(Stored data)
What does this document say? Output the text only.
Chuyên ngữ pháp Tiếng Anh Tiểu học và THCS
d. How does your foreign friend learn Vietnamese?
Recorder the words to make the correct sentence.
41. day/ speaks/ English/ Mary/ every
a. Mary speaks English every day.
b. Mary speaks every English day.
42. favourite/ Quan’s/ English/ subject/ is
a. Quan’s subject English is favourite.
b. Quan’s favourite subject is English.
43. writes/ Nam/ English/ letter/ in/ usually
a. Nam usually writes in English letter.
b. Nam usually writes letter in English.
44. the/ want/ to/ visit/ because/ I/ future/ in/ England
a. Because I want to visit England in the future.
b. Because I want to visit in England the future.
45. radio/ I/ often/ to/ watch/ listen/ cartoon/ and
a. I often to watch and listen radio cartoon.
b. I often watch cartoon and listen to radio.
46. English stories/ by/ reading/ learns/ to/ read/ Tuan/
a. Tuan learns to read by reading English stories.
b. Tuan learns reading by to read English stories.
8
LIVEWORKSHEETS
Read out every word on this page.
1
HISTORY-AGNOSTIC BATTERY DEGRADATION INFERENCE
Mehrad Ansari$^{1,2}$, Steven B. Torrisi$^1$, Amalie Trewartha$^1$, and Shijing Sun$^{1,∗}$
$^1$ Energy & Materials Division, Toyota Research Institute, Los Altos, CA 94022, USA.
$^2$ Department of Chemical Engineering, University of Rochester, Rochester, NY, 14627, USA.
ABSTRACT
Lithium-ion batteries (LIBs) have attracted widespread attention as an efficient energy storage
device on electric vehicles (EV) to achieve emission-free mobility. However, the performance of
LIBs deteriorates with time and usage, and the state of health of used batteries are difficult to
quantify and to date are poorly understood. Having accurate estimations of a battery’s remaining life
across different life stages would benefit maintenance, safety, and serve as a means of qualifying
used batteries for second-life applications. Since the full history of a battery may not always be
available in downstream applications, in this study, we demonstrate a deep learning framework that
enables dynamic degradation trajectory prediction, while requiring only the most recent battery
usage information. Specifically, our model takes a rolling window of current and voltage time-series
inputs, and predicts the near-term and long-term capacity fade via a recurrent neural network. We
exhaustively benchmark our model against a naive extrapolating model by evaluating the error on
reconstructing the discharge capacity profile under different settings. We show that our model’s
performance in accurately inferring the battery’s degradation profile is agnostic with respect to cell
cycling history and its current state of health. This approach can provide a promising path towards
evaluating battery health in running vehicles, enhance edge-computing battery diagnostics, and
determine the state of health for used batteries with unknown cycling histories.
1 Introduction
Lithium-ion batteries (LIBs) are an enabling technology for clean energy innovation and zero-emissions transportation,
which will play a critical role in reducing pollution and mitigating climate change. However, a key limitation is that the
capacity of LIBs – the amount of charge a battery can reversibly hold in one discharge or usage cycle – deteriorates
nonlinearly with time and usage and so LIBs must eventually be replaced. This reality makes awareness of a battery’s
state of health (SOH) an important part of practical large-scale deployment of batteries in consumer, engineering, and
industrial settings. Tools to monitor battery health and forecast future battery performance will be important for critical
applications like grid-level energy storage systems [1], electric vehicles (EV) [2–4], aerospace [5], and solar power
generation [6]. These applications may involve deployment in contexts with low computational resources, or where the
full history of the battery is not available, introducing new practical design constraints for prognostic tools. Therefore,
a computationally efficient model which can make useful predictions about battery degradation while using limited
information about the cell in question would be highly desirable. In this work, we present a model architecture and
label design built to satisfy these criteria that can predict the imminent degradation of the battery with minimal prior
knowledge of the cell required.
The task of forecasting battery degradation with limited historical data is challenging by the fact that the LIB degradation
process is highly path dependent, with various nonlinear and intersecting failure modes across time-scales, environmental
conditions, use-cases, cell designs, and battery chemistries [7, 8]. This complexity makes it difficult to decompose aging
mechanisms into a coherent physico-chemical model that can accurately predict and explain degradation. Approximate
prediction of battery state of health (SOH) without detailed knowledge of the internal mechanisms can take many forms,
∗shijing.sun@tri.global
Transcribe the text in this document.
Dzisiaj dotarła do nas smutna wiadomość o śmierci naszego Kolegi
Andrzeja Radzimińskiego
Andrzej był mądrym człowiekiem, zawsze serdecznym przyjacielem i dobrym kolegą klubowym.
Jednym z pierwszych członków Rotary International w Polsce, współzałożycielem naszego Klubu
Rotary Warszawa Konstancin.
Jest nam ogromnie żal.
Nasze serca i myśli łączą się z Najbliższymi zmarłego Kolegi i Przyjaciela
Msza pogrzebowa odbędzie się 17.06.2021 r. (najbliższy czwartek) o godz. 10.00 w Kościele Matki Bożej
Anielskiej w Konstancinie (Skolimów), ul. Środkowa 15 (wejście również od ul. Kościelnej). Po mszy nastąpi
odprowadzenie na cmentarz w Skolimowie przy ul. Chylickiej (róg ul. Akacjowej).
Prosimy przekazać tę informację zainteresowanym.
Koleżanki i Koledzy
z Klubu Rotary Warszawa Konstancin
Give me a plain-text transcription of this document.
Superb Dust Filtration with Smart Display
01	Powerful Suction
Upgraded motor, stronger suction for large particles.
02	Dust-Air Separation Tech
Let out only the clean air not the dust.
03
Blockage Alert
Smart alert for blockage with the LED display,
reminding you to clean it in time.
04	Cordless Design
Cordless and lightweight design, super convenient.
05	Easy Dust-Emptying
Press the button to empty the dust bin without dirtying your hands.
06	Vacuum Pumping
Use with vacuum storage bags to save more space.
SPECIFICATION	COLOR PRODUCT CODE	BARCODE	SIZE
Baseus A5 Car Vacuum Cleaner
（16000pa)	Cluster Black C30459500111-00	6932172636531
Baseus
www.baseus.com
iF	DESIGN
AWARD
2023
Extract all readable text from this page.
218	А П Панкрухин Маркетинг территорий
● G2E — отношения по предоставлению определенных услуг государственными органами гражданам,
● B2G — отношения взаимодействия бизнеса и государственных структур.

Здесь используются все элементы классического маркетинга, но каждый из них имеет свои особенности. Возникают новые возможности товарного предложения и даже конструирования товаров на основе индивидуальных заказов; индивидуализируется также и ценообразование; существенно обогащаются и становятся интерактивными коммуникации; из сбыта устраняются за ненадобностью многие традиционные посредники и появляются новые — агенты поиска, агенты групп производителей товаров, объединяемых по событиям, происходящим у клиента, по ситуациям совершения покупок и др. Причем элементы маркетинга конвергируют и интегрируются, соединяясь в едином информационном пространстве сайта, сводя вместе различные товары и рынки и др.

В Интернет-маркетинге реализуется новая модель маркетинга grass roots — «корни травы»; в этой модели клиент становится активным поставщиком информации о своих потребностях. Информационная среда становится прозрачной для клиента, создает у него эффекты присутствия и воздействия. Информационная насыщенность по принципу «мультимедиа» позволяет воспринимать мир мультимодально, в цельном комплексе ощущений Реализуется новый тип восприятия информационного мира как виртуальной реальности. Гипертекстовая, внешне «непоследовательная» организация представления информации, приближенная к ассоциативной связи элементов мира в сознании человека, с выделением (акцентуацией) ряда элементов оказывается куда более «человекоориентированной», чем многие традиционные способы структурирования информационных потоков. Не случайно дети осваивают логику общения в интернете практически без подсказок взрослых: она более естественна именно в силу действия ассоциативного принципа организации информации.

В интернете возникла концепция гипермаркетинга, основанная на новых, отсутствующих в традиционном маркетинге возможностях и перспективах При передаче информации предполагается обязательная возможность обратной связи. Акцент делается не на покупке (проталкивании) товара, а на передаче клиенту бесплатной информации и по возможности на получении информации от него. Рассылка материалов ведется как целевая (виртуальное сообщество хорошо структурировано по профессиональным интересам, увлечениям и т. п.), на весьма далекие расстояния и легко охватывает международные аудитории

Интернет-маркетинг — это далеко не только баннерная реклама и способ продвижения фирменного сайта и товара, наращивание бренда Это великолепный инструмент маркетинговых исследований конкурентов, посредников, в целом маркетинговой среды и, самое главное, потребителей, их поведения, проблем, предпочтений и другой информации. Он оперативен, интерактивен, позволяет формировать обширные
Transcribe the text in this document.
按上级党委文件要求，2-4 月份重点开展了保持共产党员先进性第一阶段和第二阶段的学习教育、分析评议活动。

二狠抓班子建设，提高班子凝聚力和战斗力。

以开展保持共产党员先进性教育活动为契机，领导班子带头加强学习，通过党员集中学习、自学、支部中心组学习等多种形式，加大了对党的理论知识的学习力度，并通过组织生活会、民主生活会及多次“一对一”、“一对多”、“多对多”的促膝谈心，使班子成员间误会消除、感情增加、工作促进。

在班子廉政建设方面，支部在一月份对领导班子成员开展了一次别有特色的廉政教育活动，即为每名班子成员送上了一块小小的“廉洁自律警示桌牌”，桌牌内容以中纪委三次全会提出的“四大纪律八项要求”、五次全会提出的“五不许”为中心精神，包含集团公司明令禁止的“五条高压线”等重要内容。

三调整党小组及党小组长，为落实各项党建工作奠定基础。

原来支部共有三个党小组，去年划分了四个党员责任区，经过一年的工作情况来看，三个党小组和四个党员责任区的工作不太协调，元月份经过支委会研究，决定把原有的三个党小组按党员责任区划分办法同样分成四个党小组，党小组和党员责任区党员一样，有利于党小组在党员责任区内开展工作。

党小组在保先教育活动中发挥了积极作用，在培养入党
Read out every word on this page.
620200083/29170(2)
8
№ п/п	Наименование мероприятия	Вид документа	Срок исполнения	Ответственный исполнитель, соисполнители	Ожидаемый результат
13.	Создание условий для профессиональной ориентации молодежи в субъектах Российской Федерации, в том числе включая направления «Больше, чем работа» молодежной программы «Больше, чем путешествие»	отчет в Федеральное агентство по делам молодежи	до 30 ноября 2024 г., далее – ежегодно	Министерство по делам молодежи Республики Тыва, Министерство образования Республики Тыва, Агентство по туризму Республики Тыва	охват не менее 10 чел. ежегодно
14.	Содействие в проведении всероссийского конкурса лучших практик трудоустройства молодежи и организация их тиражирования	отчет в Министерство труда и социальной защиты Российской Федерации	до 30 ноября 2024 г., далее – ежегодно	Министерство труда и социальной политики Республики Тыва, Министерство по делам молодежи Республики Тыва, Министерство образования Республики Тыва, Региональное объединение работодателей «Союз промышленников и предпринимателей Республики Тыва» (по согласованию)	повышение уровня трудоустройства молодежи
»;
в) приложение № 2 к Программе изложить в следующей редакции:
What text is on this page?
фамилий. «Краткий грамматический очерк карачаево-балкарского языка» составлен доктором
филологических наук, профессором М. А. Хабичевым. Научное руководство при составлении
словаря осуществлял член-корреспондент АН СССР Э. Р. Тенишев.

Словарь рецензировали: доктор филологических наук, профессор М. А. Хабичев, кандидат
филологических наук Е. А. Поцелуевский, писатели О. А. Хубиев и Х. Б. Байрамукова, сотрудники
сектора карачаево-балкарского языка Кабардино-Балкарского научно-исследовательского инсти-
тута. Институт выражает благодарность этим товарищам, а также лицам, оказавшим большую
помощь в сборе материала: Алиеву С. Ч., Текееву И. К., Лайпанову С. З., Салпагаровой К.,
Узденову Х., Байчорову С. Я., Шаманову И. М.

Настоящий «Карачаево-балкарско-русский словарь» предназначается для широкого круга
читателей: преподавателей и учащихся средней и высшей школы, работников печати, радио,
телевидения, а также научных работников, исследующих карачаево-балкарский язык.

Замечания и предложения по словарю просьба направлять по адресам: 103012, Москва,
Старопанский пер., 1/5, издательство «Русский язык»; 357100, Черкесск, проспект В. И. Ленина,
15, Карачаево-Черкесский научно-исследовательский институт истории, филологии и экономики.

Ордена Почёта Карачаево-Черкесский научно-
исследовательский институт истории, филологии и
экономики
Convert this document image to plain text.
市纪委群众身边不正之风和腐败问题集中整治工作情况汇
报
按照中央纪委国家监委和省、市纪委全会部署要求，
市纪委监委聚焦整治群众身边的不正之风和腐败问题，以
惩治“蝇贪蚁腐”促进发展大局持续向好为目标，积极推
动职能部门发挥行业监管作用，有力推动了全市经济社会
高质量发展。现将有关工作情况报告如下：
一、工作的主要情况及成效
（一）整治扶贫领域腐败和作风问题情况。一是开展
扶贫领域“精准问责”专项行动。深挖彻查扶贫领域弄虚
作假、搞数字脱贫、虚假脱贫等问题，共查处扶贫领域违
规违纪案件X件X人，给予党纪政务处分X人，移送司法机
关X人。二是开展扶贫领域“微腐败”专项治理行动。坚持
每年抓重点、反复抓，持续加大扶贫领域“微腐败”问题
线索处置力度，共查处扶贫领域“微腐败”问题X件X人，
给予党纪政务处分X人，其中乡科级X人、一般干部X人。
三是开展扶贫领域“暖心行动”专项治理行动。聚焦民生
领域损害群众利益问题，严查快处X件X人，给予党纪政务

■ **Directions for this task**:
Copy every line in the listing above where the string "performance" turns up.

■ **Solution for this task**:
device on electric vehicles (EV) to achieve emission-free mobility. However, the performance of
performance in accurately inferring the battery’s degradation profile is agnostic with respect to cell
industrial settings. Tools to monitor battery health and forecast future battery performance will be important for critical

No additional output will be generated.